Your task:
Will you extract the entries word for word? Images should not appear in the copy.

[Dataset items]

※

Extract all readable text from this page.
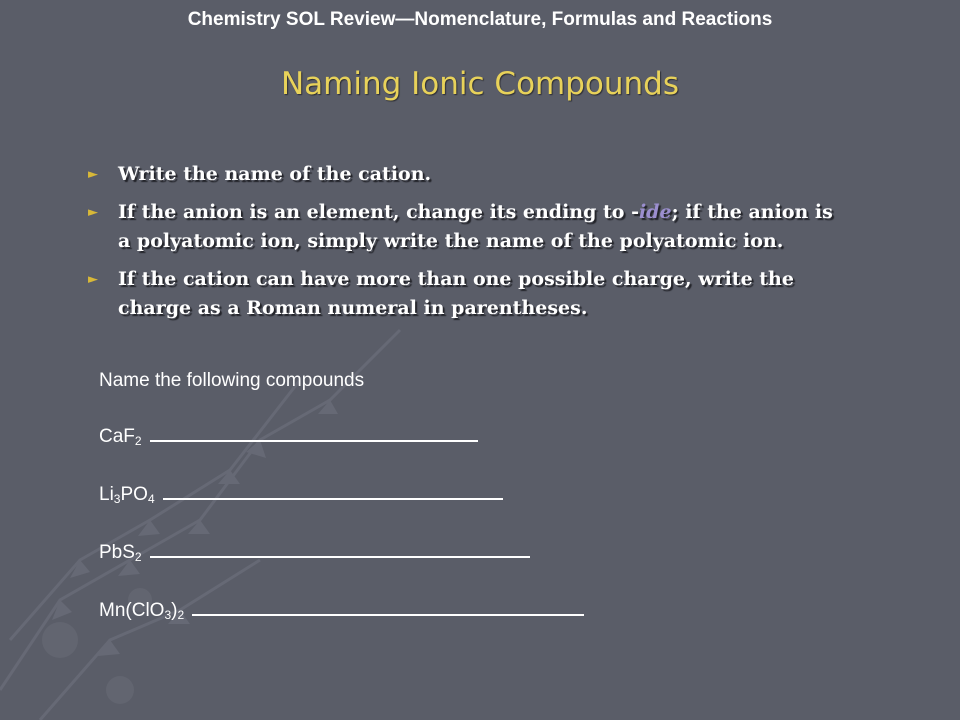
Chemistry SOL Review—Nomenclature, Formulas and Reactions
Naming Ionic Compounds
► Write the name of the cation.
► If the anion is an element, change its ending to -ide; if the anion is a polyatomic ion, simply write the name of the polyatomic ion.
► If the cation can have more than one possible charge, write the charge as a Roman numeral in parentheses.
Name the following compounds
CaF$_2$
$Li_3PO_4$
PbS$_2$
$Mn(ClO_3)_2$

※

Output of the exercise:
Extract all readable text from this page.
Chemistry SOL Review—Nomenclature, Formulas and Reactions
Naming Ionic Compounds
► Write the name of the cation.
► If the anion is an element, change its ending to -ide; if the anion is a polyatomic ion, simply write the name of the polyatomic ion.
► If the cation can have more than one possible charge, write the charge as a Roman numeral in parentheses.
Name the following compounds
CaF$_2$
$Li_3PO_4$
PbS$_2$
$Mn(ClO_3)_2$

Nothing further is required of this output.